-- REQUIREMENT --
Copy the records below exactly as they are written.

[Some records]
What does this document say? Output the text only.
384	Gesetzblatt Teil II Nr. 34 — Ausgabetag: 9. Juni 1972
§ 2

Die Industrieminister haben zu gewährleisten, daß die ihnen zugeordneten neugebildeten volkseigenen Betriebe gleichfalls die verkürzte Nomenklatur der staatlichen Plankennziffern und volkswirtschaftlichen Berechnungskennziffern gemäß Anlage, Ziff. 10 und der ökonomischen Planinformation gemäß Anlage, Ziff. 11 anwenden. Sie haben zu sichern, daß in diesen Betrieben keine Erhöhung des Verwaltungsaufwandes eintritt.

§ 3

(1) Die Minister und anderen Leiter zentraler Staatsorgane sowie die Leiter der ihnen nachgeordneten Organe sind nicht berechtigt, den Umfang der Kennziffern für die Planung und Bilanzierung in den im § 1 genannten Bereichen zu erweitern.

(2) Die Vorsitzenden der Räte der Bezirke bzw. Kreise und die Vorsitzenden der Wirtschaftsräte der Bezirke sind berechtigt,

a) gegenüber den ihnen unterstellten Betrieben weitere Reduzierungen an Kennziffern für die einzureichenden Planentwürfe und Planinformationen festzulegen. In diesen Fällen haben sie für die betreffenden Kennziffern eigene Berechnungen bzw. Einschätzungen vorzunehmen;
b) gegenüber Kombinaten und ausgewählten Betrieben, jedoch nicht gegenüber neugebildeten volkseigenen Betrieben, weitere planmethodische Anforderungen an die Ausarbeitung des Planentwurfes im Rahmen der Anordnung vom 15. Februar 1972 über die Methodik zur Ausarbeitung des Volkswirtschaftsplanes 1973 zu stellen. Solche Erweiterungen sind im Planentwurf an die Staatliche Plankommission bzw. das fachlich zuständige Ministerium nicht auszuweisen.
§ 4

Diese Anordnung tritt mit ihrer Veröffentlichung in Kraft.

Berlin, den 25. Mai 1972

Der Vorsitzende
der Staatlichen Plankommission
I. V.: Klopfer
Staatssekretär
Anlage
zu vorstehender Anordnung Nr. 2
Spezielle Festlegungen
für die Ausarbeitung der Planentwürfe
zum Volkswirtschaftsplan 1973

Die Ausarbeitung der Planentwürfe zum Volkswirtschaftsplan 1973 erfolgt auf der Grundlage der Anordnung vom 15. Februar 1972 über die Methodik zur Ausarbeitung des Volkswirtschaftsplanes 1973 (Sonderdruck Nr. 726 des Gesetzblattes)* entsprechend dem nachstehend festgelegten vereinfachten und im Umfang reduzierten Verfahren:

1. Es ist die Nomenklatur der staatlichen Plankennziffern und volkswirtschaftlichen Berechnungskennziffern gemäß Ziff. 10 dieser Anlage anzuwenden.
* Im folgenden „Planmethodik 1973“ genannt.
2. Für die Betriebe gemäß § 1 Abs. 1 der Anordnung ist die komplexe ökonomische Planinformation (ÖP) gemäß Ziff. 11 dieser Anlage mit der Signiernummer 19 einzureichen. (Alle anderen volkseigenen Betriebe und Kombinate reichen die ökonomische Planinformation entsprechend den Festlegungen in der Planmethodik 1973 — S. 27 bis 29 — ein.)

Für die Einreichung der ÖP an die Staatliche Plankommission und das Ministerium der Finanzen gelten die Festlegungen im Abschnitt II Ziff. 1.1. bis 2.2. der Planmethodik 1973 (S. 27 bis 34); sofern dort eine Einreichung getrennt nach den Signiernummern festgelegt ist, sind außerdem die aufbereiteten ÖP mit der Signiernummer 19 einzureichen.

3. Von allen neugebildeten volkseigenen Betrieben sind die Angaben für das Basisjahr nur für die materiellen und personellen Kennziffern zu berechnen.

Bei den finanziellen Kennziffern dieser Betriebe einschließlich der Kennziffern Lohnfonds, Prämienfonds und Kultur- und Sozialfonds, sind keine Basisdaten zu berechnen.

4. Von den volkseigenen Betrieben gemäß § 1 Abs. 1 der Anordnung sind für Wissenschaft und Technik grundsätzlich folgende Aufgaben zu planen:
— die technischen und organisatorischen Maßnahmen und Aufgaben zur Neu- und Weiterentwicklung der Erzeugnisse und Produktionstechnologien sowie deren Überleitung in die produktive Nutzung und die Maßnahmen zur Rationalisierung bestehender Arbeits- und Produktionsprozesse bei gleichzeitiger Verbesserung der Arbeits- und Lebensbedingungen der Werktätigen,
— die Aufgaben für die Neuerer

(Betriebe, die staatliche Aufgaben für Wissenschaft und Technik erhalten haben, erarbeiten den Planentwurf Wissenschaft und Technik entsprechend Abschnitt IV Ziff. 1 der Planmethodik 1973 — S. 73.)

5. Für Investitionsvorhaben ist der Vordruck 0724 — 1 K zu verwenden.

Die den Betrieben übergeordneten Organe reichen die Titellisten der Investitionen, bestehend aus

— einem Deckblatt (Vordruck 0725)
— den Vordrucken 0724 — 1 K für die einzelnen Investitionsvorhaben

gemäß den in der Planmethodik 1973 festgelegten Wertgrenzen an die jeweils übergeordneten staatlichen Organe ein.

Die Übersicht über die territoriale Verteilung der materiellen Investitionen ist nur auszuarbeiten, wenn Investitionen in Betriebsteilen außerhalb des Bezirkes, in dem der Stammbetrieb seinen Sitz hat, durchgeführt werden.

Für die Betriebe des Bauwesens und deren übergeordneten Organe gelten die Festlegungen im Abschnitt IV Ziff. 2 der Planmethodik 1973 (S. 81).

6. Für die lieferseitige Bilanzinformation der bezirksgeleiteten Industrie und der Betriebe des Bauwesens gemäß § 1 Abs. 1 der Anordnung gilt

-- RESPONSE --
What does this document say? Output the text only.
384	Gesetzblatt Teil II Nr. 34 — Ausgabetag: 9. Juni 1972
§ 2

Die Industrieminister haben zu gewährleisten, daß die ihnen zugeordneten neugebildeten volkseigenen Betriebe gleichfalls die verkürzte Nomenklatur der staatlichen Plankennziffern und volkswirtschaftlichen Berechnungskennziffern gemäß Anlage, Ziff. 10 und der ökonomischen Planinformation gemäß Anlage, Ziff. 11 anwenden. Sie haben zu sichern, daß in diesen Betrieben keine Erhöhung des Verwaltungsaufwandes eintritt.

§ 3

(1) Die Minister und anderen Leiter zentraler Staatsorgane sowie die Leiter der ihnen nachgeordneten Organe sind nicht berechtigt, den Umfang der Kennziffern für die Planung und Bilanzierung in den im § 1 genannten Bereichen zu erweitern.

(2) Die Vorsitzenden der Räte der Bezirke bzw. Kreise und die Vorsitzenden der Wirtschaftsräte der Bezirke sind berechtigt,

a) gegenüber den ihnen unterstellten Betrieben weitere Reduzierungen an Kennziffern für die einzureichenden Planentwürfe und Planinformationen festzulegen. In diesen Fällen haben sie für die betreffenden Kennziffern eigene Berechnungen bzw. Einschätzungen vorzunehmen;
b) gegenüber Kombinaten und ausgewählten Betrieben, jedoch nicht gegenüber neugebildeten volkseigenen Betrieben, weitere planmethodische Anforderungen an die Ausarbeitung des Planentwurfes im Rahmen der Anordnung vom 15. Februar 1972 über die Methodik zur Ausarbeitung des Volkswirtschaftsplanes 1973 zu stellen. Solche Erweiterungen sind im Planentwurf an die Staatliche Plankommission bzw. das fachlich zuständige Ministerium nicht auszuweisen.
§ 4

Diese Anordnung tritt mit ihrer Veröffentlichung in Kraft.

Berlin, den 25. Mai 1972

Der Vorsitzende
der Staatlichen Plankommission
I. V.: Klopfer
Staatssekretär
Anlage
zu vorstehender Anordnung Nr. 2
Spezielle Festlegungen
für die Ausarbeitung der Planentwürfe
zum Volkswirtschaftsplan 1973

Die Ausarbeitung der Planentwürfe zum Volkswirtschaftsplan 1973 erfolgt auf der Grundlage der Anordnung vom 15. Februar 1972 über die Methodik zur Ausarbeitung des Volkswirtschaftsplanes 1973 (Sonderdruck Nr. 726 des Gesetzblattes)* entsprechend dem nachstehend festgelegten vereinfachten und im Umfang reduzierten Verfahren:

1. Es ist die Nomenklatur der staatlichen Plankennziffern und volkswirtschaftlichen Berechnungskennziffern gemäß Ziff. 10 dieser Anlage anzuwenden.
* Im folgenden „Planmethodik 1973“ genannt.
2. Für die Betriebe gemäß § 1 Abs. 1 der Anordnung ist die komplexe ökonomische Planinformation (ÖP) gemäß Ziff. 11 dieser Anlage mit der Signiernummer 19 einzureichen. (Alle anderen volkseigenen Betriebe und Kombinate reichen die ökonomische Planinformation entsprechend den Festlegungen in der Planmethodik 1973 — S. 27 bis 29 — ein.)

Für die Einreichung der ÖP an die Staatliche Plankommission und das Ministerium der Finanzen gelten die Festlegungen im Abschnitt II Ziff. 1.1. bis 2.2. der Planmethodik 1973 (S. 27 bis 34); sofern dort eine Einreichung getrennt nach den Signiernummern festgelegt ist, sind außerdem die aufbereiteten ÖP mit der Signiernummer 19 einzureichen.

3. Von allen neugebildeten volkseigenen Betrieben sind die Angaben für das Basisjahr nur für die materiellen und personellen Kennziffern zu berechnen.

Bei den finanziellen Kennziffern dieser Betriebe einschließlich der Kennziffern Lohnfonds, Prämienfonds und Kultur- und Sozialfonds, sind keine Basisdaten zu berechnen.

4. Von den volkseigenen Betrieben gemäß § 1 Abs. 1 der Anordnung sind für Wissenschaft und Technik grundsätzlich folgende Aufgaben zu planen:
— die technischen und organisatorischen Maßnahmen und Aufgaben zur Neu- und Weiterentwicklung der Erzeugnisse und Produktionstechnologien sowie deren Überleitung in die produktive Nutzung und die Maßnahmen zur Rationalisierung bestehender Arbeits- und Produktionsprozesse bei gleichzeitiger Verbesserung der Arbeits- und Lebensbedingungen der Werktätigen,
— die Aufgaben für die Neuerer

(Betriebe, die staatliche Aufgaben für Wissenschaft und Technik erhalten haben, erarbeiten den Planentwurf Wissenschaft und Technik entsprechend Abschnitt IV Ziff. 1 der Planmethodik 1973 — S. 73.)

5. Für Investitionsvorhaben ist der Vordruck 0724 — 1 K zu verwenden.

Die den Betrieben übergeordneten Organe reichen die Titellisten der Investitionen, bestehend aus

— einem Deckblatt (Vordruck 0725)
— den Vordrucken 0724 — 1 K für die einzelnen Investitionsvorhaben

gemäß den in der Planmethodik 1973 festgelegten Wertgrenzen an die jeweils übergeordneten staatlichen Organe ein.

Die Übersicht über die territoriale Verteilung der materiellen Investitionen ist nur auszuarbeiten, wenn Investitionen in Betriebsteilen außerhalb des Bezirkes, in dem der Stammbetrieb seinen Sitz hat, durchgeführt werden.

Für die Betriebe des Bauwesens und deren übergeordneten Organe gelten die Festlegungen im Abschnitt IV Ziff. 2 der Planmethodik 1973 (S. 81).

6. Für die lieferseitige Bilanzinformation der bezirksgeleiteten Industrie und der Betriebe des Bauwesens gemäß § 1 Abs. 1 der Anordnung gilt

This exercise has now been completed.